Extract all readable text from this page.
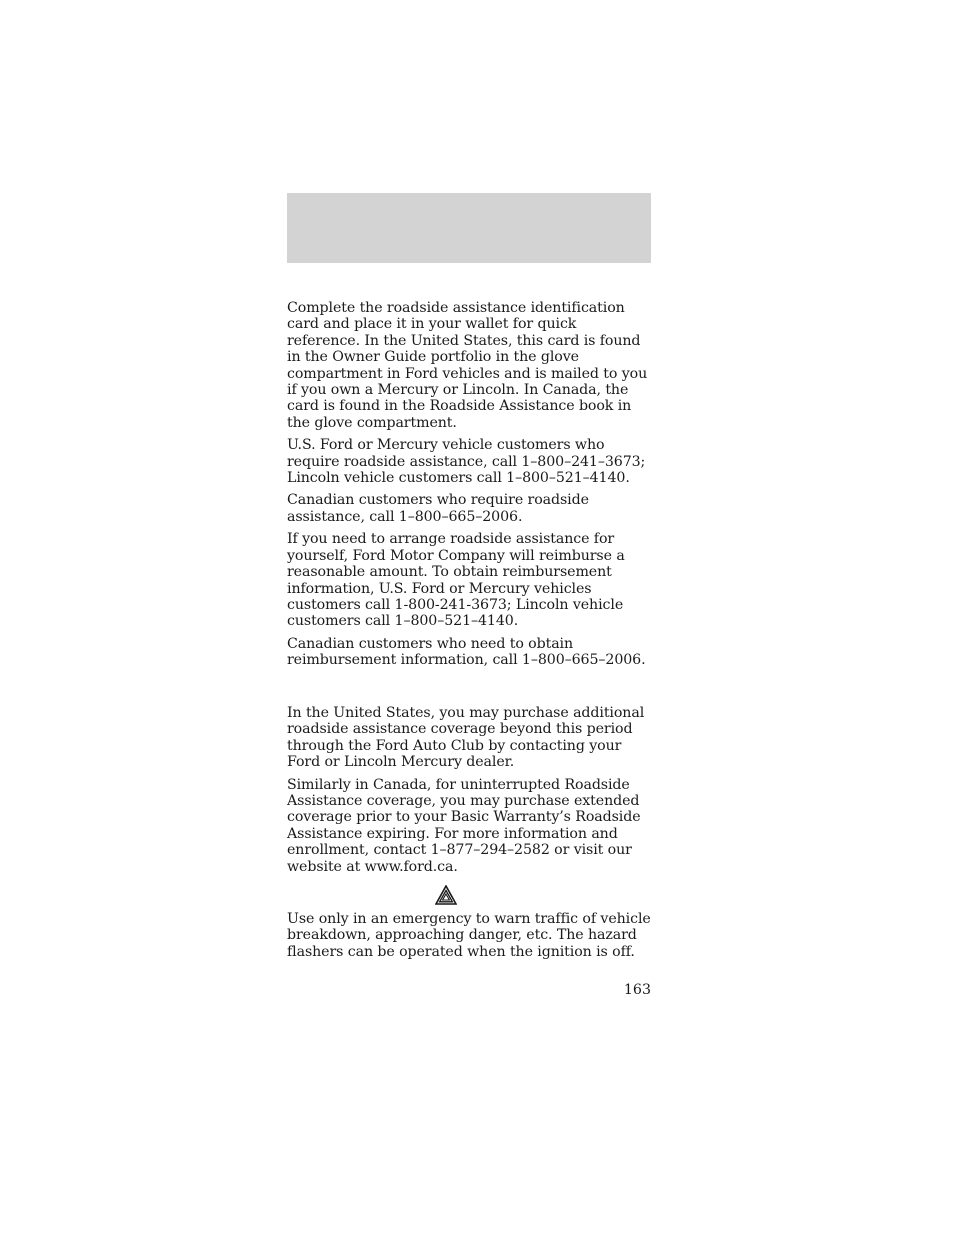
Complete the roadside assistance identification card and place it in your wallet for quick reference. In the United States, this card is found in the Owner Guide portfolio in the glove compartment in Ford vehicles and is mailed to you if you own a Mercury or Lincoln. In Canada, the card is found in the Roadside Assistance book in the glove compartment.

U.S. Ford or Mercury vehicle customers who require roadside assistance, call 1–800–241–3673; Lincoln vehicle customers call 1–800–521–4140.

Canadian customers who require roadside assistance, call 1–800–665–2006.

If you need to arrange roadside assistance for yourself, Ford Motor Company will reimburse a reasonable amount. To obtain reimbursement information, U.S. Ford or Mercury vehicles customers call 1-800-241-3673; Lincoln vehicle customers call 1–800–521–4140.

Canadian customers who need to obtain reimbursement information, call 1–800–665–2006.

In the United States, you may purchase additional roadside assistance coverage beyond this period through the Ford Auto Club by contacting your Ford or Lincoln Mercury dealer.

Similarly in Canada, for uninterrupted Roadside Assistance coverage, you may purchase extended coverage prior to your Basic Warranty’s Roadside Assistance expiring. For more information and enrollment, contact 1–877–294–2582 or visit our website at www.ford.ca.

Use only in an emergency to warn traffic of vehicle breakdown, approaching danger, etc. The hazard flashers can be operated when the ignition is off.

163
★ ★ ★ ★ ★
__What to produce__
Reproduce all of the data exactly; the pictures do not belong in the copy.

__Exercise solution__
Extract all readable text from this page.
Complete the roadside assistance identification card and place it in your wallet for quick reference. In the United States, this card is found in the Owner Guide portfolio in the glove compartment in Ford vehicles and is mailed to you if you own a Mercury or Lincoln. In Canada, the card is found in the Roadside Assistance book in the glove compartment.

U.S. Ford or Mercury vehicle customers who require roadside assistance, call 1–800–241–3673; Lincoln vehicle customers call 1–800–521–4140.

Canadian customers who require roadside assistance, call 1–800–665–2006.

If you need to arrange roadside assistance for yourself, Ford Motor Company will reimburse a reasonable amount. To obtain reimbursement information, U.S. Ford or Mercury vehicles customers call 1-800-241-3673; Lincoln vehicle customers call 1–800–521–4140.

Canadian customers who need to obtain reimbursement information, call 1–800–665–2006.

In the United States, you may purchase additional roadside assistance coverage beyond this period through the Ford Auto Club by contacting your Ford or Lincoln Mercury dealer.

Similarly in Canada, for uninterrupted Roadside Assistance coverage, you may purchase extended coverage prior to your Basic Warranty’s Roadside Assistance expiring. For more information and enrollment, contact 1–877–294–2582 or visit our website at www.ford.ca.

Use only in an emergency to warn traffic of vehicle breakdown, approaching danger, etc. The hazard flashers can be operated when the ignition is off.

163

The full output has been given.